→ Request: In the records below, work out how many lines hold the word "xlabel". Report the number alone.

Stored data
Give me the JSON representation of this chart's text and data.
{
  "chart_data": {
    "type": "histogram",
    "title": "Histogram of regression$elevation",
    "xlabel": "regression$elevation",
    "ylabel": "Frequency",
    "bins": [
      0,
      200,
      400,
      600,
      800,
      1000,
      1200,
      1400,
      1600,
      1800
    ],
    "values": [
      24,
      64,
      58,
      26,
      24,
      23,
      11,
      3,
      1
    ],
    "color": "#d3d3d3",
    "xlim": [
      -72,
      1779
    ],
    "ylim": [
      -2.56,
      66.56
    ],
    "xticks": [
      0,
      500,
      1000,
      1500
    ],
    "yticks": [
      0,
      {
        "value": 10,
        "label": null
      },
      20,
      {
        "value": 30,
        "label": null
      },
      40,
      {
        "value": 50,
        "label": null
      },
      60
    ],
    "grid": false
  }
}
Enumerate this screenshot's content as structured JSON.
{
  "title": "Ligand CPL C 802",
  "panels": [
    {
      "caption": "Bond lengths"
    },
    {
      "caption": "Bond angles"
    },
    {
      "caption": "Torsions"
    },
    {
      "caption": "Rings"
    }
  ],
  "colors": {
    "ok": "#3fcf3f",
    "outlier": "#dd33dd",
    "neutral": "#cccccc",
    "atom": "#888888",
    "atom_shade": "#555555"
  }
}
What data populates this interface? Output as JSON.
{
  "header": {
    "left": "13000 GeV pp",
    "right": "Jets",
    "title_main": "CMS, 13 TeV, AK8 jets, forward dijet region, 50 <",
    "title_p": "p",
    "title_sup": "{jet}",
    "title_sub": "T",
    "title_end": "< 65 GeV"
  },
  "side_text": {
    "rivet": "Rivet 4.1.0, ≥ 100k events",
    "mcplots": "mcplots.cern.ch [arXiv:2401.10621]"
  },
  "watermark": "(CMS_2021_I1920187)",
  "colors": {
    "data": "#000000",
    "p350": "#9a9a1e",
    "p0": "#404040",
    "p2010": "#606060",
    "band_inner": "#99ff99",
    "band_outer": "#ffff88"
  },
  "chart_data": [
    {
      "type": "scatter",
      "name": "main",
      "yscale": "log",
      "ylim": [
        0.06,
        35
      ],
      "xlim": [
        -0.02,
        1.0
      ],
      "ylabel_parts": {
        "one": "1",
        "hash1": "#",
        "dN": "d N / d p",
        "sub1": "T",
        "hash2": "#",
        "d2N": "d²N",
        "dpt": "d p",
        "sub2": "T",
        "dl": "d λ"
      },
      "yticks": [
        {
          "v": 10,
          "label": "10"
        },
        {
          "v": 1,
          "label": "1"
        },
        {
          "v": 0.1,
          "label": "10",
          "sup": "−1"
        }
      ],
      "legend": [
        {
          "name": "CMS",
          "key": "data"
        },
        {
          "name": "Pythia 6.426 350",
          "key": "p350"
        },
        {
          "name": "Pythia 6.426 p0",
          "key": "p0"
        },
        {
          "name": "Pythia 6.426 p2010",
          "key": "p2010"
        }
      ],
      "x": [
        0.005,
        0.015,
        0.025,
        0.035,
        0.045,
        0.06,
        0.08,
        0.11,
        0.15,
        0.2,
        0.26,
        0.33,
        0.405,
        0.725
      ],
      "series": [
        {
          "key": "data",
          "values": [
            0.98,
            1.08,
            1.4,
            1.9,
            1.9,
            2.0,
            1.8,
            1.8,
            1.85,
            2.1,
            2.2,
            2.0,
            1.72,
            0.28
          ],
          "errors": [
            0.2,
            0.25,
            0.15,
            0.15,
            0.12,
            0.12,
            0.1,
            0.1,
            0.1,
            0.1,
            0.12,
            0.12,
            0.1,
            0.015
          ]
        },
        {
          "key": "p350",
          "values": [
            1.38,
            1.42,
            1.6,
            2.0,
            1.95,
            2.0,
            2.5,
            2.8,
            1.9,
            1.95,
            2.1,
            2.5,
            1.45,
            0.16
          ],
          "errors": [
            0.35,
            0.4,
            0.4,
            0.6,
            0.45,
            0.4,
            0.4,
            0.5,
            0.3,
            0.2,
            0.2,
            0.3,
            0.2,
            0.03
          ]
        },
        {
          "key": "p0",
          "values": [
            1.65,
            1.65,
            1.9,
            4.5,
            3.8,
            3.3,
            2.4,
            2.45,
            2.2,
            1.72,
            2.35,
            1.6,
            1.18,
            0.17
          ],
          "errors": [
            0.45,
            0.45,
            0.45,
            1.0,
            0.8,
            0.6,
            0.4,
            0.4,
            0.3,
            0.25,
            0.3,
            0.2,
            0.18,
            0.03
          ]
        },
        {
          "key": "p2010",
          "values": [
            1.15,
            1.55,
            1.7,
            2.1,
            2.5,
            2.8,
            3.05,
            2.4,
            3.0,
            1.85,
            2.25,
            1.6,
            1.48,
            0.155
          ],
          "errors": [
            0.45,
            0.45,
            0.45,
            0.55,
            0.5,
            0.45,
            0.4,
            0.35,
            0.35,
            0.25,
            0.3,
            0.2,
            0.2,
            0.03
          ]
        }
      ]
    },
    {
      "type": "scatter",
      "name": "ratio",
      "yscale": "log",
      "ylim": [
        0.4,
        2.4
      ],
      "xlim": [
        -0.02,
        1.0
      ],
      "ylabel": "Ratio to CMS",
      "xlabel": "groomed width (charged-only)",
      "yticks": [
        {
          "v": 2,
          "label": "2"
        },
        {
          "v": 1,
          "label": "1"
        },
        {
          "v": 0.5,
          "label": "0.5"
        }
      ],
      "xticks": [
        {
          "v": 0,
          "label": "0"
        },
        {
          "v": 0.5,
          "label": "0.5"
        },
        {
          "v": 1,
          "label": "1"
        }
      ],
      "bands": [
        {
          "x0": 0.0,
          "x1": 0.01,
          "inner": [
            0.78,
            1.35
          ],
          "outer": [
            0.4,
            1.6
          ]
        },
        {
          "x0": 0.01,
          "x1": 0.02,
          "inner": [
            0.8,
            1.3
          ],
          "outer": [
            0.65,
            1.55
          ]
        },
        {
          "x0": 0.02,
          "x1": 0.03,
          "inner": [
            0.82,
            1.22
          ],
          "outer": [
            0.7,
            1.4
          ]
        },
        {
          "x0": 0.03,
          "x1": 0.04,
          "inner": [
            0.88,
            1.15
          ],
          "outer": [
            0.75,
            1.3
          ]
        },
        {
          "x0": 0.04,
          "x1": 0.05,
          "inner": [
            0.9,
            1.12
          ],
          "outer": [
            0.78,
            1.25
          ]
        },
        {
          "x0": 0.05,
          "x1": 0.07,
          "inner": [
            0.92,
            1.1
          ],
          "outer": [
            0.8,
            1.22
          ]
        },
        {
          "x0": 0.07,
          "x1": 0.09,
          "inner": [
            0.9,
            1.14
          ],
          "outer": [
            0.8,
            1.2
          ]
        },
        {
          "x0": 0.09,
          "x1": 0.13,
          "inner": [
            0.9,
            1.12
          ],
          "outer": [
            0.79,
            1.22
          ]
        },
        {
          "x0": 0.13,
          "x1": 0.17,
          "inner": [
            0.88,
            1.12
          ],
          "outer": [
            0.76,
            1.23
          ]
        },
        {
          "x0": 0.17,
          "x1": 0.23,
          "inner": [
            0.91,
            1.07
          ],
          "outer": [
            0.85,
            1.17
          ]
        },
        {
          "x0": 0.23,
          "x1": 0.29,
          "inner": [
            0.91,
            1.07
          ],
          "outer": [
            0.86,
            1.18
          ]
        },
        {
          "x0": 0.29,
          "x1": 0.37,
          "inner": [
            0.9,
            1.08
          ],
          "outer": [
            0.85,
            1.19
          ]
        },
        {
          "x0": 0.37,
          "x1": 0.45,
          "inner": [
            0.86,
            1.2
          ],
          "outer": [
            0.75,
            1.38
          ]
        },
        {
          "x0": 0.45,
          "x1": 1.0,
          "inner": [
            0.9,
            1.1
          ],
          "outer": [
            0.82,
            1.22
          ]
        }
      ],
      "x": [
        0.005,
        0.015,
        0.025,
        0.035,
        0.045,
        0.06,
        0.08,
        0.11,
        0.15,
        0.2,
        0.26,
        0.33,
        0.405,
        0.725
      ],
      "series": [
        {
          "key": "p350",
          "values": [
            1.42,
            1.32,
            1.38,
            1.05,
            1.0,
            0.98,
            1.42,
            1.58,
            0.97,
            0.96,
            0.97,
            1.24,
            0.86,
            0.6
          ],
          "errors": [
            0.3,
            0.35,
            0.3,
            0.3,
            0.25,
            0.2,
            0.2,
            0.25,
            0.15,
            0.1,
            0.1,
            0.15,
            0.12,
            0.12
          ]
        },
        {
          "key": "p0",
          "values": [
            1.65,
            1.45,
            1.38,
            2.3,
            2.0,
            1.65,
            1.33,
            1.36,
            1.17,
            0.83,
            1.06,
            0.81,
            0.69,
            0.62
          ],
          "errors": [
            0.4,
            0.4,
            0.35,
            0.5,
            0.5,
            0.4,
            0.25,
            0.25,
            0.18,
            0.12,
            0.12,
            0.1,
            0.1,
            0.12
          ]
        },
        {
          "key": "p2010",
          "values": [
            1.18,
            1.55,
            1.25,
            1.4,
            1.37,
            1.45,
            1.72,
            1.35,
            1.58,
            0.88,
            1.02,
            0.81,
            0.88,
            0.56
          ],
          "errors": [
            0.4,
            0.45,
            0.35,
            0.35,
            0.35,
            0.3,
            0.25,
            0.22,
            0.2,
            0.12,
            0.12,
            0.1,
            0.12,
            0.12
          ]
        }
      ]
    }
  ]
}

→ Result of this exercise: 2